§ YOUR GOAL: Write out the data again in full, exactly as it reads.

§ INPUT DATA:
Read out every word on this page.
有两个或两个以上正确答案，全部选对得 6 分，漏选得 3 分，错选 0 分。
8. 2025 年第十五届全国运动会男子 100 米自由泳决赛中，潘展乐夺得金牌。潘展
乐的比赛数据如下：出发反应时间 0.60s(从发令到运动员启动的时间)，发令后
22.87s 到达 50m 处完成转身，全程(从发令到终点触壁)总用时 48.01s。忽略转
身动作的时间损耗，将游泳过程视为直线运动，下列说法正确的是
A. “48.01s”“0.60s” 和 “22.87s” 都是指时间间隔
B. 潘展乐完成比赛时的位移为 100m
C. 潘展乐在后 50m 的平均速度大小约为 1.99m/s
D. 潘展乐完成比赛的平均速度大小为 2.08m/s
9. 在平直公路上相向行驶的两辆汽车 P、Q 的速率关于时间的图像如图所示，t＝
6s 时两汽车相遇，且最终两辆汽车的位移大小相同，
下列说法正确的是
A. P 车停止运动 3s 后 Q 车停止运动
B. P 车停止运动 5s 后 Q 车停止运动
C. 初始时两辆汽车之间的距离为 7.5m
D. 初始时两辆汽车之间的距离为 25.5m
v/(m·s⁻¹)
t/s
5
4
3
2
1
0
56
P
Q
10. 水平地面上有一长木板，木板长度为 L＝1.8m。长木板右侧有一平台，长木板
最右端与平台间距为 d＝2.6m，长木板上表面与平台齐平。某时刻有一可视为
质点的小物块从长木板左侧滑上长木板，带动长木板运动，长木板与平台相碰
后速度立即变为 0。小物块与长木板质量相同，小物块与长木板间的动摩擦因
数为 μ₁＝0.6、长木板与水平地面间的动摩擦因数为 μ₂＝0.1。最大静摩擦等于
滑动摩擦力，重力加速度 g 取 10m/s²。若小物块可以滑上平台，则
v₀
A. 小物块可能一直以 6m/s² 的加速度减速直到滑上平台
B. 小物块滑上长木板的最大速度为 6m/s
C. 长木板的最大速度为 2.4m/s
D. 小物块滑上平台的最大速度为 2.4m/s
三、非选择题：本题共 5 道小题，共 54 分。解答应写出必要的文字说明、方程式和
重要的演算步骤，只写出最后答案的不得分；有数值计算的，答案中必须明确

§ RESPONSE FOR THIS EXERCISE:
Read out every word on this page.
有两个或两个以上正确答案，全部选对得 6 分，漏选得 3 分，错选 0 分。
8. 2025 年第十五届全国运动会男子 100 米自由泳决赛中，潘展乐夺得金牌。潘展
乐的比赛数据如下：出发反应时间 0.60s(从发令到运动员启动的时间)，发令后
22.87s 到达 50m 处完成转身，全程(从发令到终点触壁)总用时 48.01s。忽略转
身动作的时间损耗，将游泳过程视为直线运动，下列说法正确的是
A. “48.01s”“0.60s” 和 “22.87s” 都是指时间间隔
B. 潘展乐完成比赛时的位移为 100m
C. 潘展乐在后 50m 的平均速度大小约为 1.99m/s
D. 潘展乐完成比赛的平均速度大小为 2.08m/s
9. 在平直公路上相向行驶的两辆汽车 P、Q 的速率关于时间的图像如图所示，t＝
6s 时两汽车相遇，且最终两辆汽车的位移大小相同，
下列说法正确的是
A. P 车停止运动 3s 后 Q 车停止运动
B. P 车停止运动 5s 后 Q 车停止运动
C. 初始时两辆汽车之间的距离为 7.5m
D. 初始时两辆汽车之间的距离为 25.5m
v/(m·s⁻¹)
t/s
5
4
3
2
1
0
56
P
Q
10. 水平地面上有一长木板，木板长度为 L＝1.8m。长木板右侧有一平台，长木板
最右端与平台间距为 d＝2.6m，长木板上表面与平台齐平。某时刻有一可视为
质点的小物块从长木板左侧滑上长木板，带动长木板运动，长木板与平台相碰
后速度立即变为 0。小物块与长木板质量相同，小物块与长木板间的动摩擦因
数为 μ₁＝0.6、长木板与水平地面间的动摩擦因数为 μ₂＝0.1。最大静摩擦等于
滑动摩擦力，重力加速度 g 取 10m/s²。若小物块可以滑上平台，则
v₀
A. 小物块可能一直以 6m/s² 的加速度减速直到滑上平台
B. 小物块滑上长木板的最大速度为 6m/s
C. 长木板的最大速度为 2.4m/s
D. 小物块滑上平台的最大速度为 2.4m/s
三、非选择题：本题共 5 道小题，共 54 分。解答应写出必要的文字说明、方程式和
重要的演算步骤，只写出最后答案的不得分；有数值计算的，答案中必须明确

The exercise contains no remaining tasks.